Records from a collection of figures

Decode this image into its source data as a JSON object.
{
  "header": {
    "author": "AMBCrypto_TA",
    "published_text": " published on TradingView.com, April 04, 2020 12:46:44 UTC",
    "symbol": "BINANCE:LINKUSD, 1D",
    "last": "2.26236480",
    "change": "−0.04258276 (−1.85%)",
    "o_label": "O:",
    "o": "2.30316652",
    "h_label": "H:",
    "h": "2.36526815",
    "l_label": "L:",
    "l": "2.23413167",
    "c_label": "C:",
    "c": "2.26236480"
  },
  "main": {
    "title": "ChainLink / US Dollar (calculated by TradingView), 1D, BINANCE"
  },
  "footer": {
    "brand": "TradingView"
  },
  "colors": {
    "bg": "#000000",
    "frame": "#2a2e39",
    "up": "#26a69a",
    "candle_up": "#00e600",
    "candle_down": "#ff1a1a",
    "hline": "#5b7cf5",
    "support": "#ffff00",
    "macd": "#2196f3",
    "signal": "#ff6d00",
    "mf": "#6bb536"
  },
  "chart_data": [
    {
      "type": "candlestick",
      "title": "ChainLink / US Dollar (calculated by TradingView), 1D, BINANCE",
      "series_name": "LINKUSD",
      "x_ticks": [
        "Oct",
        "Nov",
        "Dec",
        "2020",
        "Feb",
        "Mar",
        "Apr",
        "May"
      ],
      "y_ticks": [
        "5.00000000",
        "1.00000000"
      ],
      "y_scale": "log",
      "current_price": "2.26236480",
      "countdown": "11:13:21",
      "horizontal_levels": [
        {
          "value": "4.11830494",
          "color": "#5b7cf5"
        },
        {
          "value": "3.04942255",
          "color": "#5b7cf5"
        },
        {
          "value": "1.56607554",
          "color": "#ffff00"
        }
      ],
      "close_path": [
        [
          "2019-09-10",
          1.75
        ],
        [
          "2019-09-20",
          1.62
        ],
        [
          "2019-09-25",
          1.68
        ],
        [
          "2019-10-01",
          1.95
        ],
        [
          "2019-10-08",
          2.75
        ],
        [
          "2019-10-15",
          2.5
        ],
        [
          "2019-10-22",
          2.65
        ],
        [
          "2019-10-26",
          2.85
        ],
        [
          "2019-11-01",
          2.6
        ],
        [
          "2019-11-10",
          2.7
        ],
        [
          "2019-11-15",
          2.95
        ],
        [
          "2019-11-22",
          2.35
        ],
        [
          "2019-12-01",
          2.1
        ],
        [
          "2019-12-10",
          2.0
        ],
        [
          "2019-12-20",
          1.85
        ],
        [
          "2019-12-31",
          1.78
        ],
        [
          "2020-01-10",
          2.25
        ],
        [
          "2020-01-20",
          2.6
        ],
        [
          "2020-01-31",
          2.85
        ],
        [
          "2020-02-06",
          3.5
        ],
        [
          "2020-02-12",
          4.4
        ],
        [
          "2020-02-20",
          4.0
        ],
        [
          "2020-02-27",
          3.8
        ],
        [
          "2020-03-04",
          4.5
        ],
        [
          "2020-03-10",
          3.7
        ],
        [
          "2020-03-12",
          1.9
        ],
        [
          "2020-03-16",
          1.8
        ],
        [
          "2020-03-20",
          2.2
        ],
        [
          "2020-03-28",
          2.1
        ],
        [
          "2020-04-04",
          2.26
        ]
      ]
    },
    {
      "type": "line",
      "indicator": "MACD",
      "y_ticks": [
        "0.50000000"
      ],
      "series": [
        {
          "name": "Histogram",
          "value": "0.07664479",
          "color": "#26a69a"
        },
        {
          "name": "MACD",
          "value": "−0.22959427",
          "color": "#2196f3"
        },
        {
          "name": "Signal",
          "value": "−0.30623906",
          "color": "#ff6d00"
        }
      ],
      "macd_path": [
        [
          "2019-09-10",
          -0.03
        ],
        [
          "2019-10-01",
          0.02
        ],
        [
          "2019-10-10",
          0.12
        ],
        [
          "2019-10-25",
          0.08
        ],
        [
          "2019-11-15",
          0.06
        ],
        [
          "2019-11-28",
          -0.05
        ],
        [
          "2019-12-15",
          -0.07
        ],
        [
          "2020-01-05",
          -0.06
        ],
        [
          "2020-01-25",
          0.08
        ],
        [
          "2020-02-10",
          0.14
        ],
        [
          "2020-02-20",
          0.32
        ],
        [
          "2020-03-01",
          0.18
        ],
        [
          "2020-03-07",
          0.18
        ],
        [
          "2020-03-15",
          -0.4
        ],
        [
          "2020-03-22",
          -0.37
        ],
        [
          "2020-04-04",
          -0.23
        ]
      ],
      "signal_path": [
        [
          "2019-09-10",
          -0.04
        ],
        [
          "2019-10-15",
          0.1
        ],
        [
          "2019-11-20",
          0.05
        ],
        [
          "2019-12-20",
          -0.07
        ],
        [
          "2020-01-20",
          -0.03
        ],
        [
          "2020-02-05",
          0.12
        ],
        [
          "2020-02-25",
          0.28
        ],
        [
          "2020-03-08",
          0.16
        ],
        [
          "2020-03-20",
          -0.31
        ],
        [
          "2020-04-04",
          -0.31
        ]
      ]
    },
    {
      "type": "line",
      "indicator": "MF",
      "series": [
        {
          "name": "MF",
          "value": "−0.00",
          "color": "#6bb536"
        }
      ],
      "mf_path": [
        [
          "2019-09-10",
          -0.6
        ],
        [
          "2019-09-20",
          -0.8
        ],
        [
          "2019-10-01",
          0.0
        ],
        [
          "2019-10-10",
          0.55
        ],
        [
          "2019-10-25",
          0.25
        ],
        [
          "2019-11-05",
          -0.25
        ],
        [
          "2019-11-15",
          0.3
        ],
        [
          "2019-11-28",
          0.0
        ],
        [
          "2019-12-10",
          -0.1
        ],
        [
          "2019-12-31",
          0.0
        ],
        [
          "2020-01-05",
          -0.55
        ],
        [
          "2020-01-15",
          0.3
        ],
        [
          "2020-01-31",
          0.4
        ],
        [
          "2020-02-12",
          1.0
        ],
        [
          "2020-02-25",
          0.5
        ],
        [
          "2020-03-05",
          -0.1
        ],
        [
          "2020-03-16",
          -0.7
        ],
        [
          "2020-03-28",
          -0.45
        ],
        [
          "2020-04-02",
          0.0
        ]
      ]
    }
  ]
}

What you have to do> Reply with only the number of lines in the entries that contain the word "ChainLink".

Exercise response> 2